** BEGIN Data in this exercise **

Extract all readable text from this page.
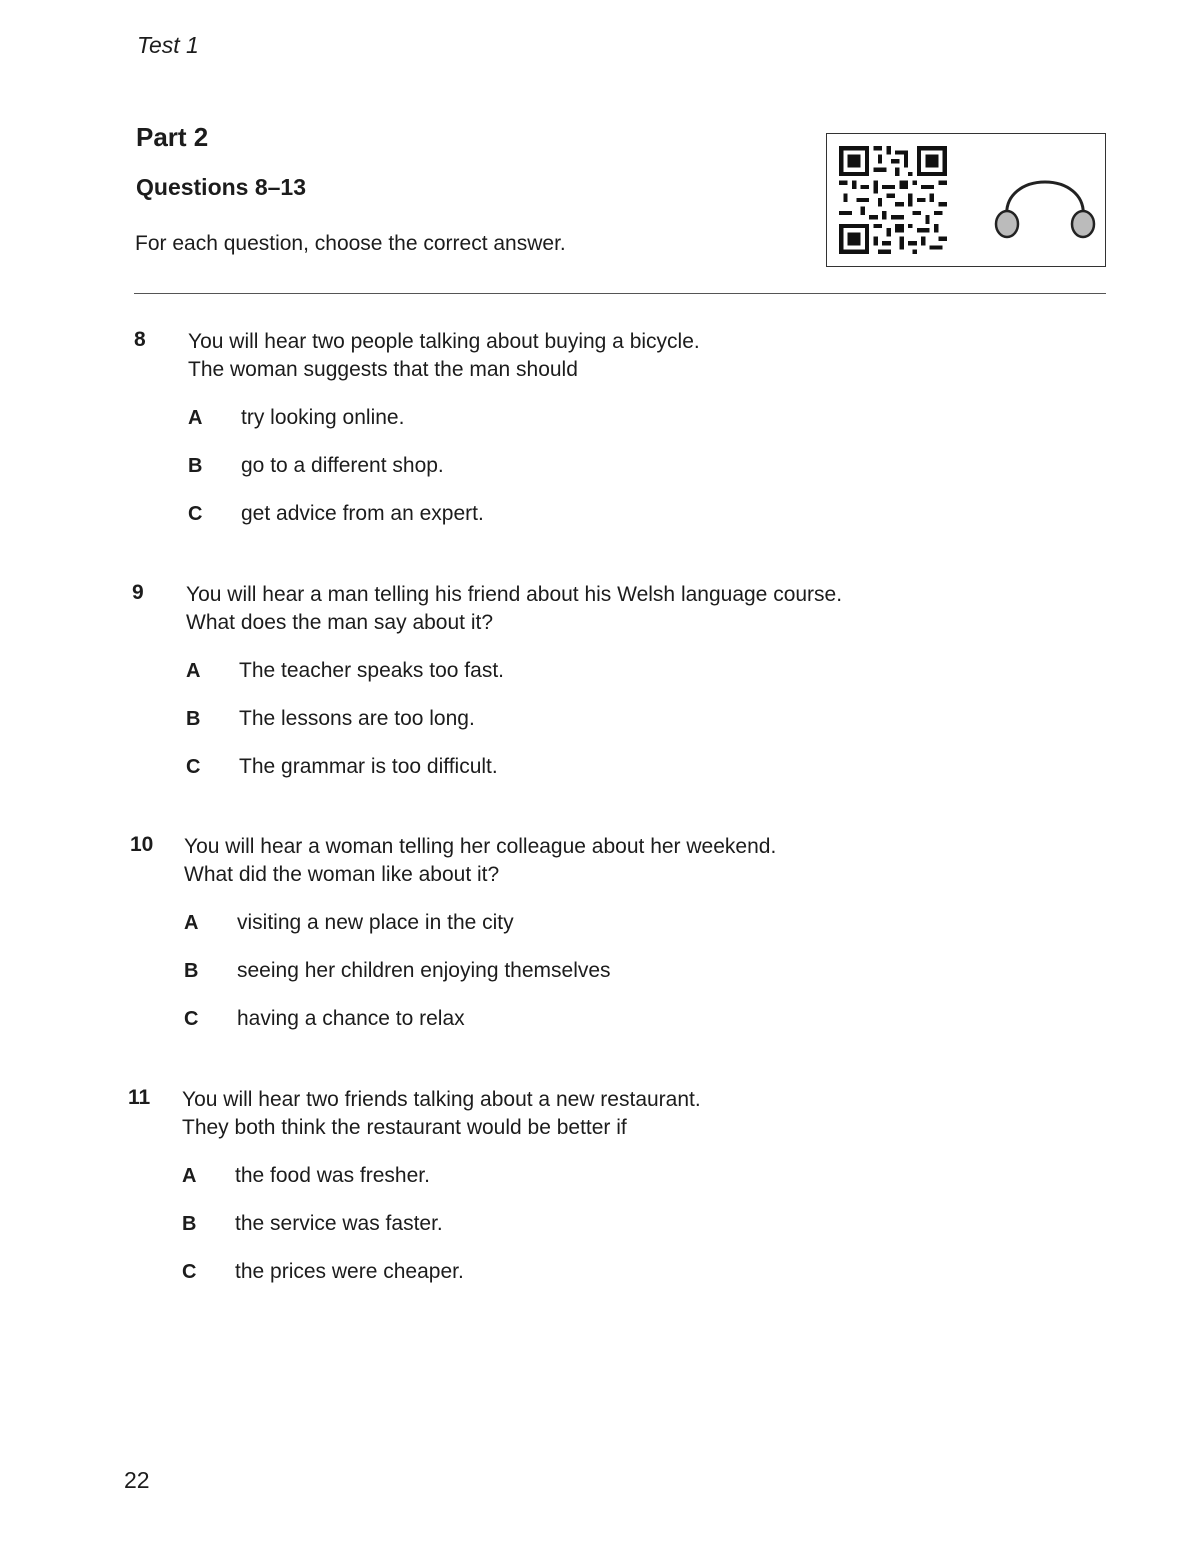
Test 1
Part 2
Questions 8–13
For each question, choose the correct answer.
8 You will hear two people talking about buying a bicycle.
The woman suggests that the man should
A try looking online.
B go to a different shop.
C get advice from an expert.
9 You will hear a man telling his friend about his Welsh language course.
What does the man say about it?
A The teacher speaks too fast.
B The lessons are too long.
C The grammar is too difficult.
10 You will hear a woman telling her colleague about her weekend.
What did the woman like about it?
A visiting a new place in the city
B seeing her children enjoying themselves
C having a chance to relax
11 You will hear two friends talking about a new restaurant.
They both think the restaurant would be better if
A the food was fresher.
B the service was faster.
C the prices were cheaper.
22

** END Data in this exercise **

Problem to solve.
Each entry above is to be written out again unchanged, apart from the pictures, which are left out.

Written reply.
Extract all readable text from this page.
Test 1
Part 2
Questions 8–13
For each question, choose the correct answer.
8 You will hear two people talking about buying a bicycle.
The woman suggests that the man should
A try looking online.
B go to a different shop.
C get advice from an expert.
9 You will hear a man telling his friend about his Welsh language course.
What does the man say about it?
A The teacher speaks too fast.
B The lessons are too long.
C The grammar is too difficult.
10 You will hear a woman telling her colleague about her weekend.
What did the woman like about it?
A visiting a new place in the city
B seeing her children enjoying themselves
C having a chance to relax
11 You will hear two friends talking about a new restaurant.
They both think the restaurant would be better if
A the food was fresher.
B the service was faster.
C the prices were cheaper.
22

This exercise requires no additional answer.